:: Stored rows
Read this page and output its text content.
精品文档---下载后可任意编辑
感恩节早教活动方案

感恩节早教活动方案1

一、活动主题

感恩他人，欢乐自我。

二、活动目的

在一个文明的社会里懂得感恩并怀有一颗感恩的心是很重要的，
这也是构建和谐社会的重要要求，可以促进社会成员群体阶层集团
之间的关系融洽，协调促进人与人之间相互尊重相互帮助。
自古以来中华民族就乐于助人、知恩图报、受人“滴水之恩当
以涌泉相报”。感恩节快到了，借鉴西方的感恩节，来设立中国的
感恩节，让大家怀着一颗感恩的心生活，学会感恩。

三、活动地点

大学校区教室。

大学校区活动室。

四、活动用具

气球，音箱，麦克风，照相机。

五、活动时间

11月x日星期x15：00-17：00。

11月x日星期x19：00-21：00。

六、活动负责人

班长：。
::::
> _What to do_: Please restate the records in full, word for word.

> _Exercise solution_:
Read this page and output its text content.
精品文档---下载后可任意编辑
感恩节早教活动方案

感恩节早教活动方案1

一、活动主题

感恩他人，欢乐自我。

二、活动目的

在一个文明的社会里懂得感恩并怀有一颗感恩的心是很重要的，
这也是构建和谐社会的重要要求，可以促进社会成员群体阶层集团
之间的关系融洽，协调促进人与人之间相互尊重相互帮助。
自古以来中华民族就乐于助人、知恩图报、受人“滴水之恩当
以涌泉相报”。感恩节快到了，借鉴西方的感恩节，来设立中国的
感恩节，让大家怀着一颗感恩的心生活，学会感恩。

三、活动地点

大学校区教室。

大学校区活动室。

四、活动用具

气球，音箱，麦克风，照相机。

五、活动时间

11月x日星期x15：00-17：00。

11月x日星期x19：00-21：00。

六、活动负责人

班长：。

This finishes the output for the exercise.